### KUTIPAN TEKS ###

2.7.2 Keberfungsian Sosial

  Fungsi sosial yaitu pelaksanaan tugas tugas pokok yang dilaksanakan oleh individu dan anggota masyarakat sebagai suatu petunjuk umum kearah kehidupan bersama manusia dan masyarakat yang berupa fungsi pengaturan, pemilikan, pelaksanaan dan pengawasan. Kemampuan berfungsi sosial yaitu mengacu kepada cara-cara individu atau kolektivitas (seperti keluarga, perkumpulan-perkumpulan, masyarakat dan sebagainya) bertindak dalam melaksanakan tugas-tugas kehidupan dan memenuhi kebutuhan-kebutuhan mereka.

  Keberfungsian sosial dapat dipandang dari berbagai segi, yaitu: 1. Dipandang sebagai kemampuan melaksanakan peranan sosial

  Keberfungsian sosial dapat dipandang sebagai penampilan/pelaksanaan peranan yang diharapkan sebagai anggota suatu kolektivitas.

  2. Dipandang sebagai kemampuan untuk memenuhi kebutuhan Orang selalu dihadapkan untuk memenuhi kebutuhannya. Oleh sebab itu, keberfungsian sosial juga mengacu kepada cara-cara yang digunakan oleh individu maupun kolektivitas dalam memenuhi kebutuhan mereka.

  3. Dipandang sebagai kemampuan untuk memecahkan permasalahan

  Orang dalam usahanya memenuhi kebutuhan, melaksanakan tugas-tugas kehidupan dan mewujudkan aspirasinya tidaklah mudah. Ia dihadapkan kepada keterbatasan, hambatan dan kesulitan serta permasalahan yang harus ditangani dan dipecahkan.

###

Tolong cetak bagian teks tentang keberfungsian sosial di atas, dari "2.7.2 Keberfungsian Sosial" sampai "anggota suatu kolektivitas.", tanpa perubahan apa pun. Baris-baris data berikut diambil dari sumber lain.

### DATA MASUKAN ###

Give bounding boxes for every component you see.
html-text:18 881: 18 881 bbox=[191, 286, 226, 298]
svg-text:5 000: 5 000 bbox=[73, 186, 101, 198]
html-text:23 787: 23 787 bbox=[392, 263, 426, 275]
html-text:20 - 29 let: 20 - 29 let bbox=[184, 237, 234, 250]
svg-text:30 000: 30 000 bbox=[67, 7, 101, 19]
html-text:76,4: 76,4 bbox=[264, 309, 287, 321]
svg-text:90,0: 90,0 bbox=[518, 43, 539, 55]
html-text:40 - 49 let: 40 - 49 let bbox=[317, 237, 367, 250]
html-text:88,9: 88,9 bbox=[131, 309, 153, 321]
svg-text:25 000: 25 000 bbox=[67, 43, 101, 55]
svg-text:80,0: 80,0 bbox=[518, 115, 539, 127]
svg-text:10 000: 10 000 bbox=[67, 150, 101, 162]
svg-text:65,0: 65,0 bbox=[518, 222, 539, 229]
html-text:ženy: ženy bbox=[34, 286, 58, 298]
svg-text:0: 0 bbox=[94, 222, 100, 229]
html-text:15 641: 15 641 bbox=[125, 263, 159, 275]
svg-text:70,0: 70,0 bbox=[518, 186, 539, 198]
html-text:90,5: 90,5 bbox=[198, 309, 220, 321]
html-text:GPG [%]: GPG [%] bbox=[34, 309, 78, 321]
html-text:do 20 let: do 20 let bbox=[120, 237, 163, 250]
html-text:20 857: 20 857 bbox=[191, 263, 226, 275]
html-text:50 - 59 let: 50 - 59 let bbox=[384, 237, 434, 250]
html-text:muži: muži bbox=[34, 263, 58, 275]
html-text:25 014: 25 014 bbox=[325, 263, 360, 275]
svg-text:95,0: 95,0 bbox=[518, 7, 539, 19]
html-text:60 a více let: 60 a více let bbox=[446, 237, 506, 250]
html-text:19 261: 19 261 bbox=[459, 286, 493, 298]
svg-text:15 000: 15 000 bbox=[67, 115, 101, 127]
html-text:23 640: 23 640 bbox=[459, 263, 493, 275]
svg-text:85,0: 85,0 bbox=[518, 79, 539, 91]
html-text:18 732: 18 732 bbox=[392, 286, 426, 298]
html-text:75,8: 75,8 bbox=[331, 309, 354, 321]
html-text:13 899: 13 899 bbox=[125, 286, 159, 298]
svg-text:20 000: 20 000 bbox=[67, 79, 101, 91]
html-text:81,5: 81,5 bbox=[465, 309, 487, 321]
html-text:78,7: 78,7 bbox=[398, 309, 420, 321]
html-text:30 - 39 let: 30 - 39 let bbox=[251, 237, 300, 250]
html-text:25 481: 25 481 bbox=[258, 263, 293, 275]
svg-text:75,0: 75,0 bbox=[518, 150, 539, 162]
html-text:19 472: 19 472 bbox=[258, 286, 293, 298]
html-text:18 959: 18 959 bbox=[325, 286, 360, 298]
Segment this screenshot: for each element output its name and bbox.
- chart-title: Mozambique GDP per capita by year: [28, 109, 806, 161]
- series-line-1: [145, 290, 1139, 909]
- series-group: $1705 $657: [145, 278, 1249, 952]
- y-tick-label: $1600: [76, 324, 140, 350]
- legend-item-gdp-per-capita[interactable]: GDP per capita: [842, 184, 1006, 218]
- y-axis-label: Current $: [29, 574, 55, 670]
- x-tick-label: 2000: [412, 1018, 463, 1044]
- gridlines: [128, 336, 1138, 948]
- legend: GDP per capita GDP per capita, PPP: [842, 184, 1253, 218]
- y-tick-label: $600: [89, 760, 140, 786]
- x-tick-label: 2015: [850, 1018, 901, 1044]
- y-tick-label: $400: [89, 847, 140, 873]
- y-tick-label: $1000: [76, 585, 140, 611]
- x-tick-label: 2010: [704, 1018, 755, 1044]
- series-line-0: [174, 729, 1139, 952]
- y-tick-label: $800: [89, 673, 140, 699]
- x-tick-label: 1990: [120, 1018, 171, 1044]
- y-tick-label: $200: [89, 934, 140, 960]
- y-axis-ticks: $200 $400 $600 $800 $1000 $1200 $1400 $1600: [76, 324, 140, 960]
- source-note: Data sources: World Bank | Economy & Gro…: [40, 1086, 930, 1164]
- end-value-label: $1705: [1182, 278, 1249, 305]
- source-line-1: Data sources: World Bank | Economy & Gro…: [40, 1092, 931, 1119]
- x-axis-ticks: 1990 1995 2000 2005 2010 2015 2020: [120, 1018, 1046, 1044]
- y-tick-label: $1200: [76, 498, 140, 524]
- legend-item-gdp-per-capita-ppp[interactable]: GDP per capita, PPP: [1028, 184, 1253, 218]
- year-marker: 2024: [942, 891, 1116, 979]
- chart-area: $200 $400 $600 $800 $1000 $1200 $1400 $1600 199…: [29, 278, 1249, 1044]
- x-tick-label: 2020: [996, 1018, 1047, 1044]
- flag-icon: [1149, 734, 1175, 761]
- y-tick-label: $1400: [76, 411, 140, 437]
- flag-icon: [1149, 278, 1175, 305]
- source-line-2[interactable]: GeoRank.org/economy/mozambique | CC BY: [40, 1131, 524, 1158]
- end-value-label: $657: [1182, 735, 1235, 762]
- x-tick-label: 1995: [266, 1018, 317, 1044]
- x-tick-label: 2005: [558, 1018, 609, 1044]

###

**JAWABAN**
2.7.2 Keberfungsian Sosial

  Fungsi sosial yaitu pelaksanaan tugas tugas pokok yang dilaksanakan oleh individu dan anggota masyarakat sebagai suatu petunjuk umum kearah kehidupan bersama manusia dan masyarakat yang berupa fungsi pengaturan, pemilikan, pelaksanaan dan pengawasan. Kemampuan berfungsi sosial yaitu mengacu kepada cara-cara individu atau kolektivitas (seperti keluarga, perkumpulan-perkumpulan, masyarakat dan sebagainya) bertindak dalam melaksanakan tugas-tugas kehidupan dan memenuhi kebutuhan-kebutuhan mereka.

  Keberfungsian sosial dapat dipandang dari berbagai segi, yaitu: 1. Dipandang sebagai kemampuan melaksanakan peranan sosial

  Keberfungsian sosial dapat dipandang sebagai penampilan/pelaksanaan peranan yang diharapkan sebagai anggota suatu kolektivitas.